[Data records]
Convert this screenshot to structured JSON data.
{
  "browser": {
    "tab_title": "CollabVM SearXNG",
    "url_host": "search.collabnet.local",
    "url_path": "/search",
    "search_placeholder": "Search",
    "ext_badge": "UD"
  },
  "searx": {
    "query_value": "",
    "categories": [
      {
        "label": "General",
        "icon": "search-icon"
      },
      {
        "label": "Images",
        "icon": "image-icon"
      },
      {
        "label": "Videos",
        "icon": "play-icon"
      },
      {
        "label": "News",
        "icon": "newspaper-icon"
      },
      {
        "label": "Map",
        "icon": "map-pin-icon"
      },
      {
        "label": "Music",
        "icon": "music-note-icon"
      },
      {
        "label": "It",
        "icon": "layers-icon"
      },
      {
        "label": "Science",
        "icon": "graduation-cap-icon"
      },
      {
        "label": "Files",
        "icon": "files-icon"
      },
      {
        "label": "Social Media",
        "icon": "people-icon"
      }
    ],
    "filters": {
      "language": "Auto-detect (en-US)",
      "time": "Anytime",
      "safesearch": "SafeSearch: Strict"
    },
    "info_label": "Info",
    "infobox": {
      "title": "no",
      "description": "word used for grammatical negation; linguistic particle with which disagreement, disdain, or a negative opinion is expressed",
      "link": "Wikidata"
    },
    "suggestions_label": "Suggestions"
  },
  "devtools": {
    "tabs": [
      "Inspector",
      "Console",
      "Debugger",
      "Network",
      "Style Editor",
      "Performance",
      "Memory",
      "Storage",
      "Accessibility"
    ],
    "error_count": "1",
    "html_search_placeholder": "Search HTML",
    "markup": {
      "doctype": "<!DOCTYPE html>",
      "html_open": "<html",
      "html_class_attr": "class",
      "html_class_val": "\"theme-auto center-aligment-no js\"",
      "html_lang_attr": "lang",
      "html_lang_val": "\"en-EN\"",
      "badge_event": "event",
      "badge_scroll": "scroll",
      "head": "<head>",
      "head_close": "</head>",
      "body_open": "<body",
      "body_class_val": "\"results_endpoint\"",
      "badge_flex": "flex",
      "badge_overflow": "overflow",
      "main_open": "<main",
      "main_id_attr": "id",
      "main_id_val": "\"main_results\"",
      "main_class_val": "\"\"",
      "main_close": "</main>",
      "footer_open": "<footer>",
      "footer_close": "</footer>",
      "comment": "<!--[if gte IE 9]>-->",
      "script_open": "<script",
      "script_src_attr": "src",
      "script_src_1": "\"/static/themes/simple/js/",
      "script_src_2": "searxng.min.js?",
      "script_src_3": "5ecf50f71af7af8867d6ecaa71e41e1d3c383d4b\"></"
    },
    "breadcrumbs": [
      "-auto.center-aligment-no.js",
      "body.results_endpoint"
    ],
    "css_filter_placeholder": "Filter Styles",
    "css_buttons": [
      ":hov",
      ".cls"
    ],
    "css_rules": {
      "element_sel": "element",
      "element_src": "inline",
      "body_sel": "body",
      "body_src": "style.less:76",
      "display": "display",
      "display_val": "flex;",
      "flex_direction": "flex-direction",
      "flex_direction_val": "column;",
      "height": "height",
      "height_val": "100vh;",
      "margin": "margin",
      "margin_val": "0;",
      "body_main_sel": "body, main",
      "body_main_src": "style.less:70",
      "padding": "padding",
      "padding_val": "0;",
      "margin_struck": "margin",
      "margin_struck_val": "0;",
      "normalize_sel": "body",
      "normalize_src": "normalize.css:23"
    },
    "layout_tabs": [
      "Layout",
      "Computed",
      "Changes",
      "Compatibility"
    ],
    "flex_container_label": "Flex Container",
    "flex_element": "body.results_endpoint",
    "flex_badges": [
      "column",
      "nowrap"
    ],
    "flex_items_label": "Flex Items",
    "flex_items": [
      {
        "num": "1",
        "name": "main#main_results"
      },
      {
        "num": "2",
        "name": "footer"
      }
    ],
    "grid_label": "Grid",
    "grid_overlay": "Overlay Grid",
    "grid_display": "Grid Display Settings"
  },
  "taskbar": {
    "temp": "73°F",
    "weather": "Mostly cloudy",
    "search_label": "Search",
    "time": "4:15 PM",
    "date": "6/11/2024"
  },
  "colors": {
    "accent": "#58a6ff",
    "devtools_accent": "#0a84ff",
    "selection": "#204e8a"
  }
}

What the task requires >> From the entries above, copy every line where the word "footer" shows up.

Exercise answer >>
      "footer_open": "<footer>",
      "footer_close": "</footer>",
        "name": "footer"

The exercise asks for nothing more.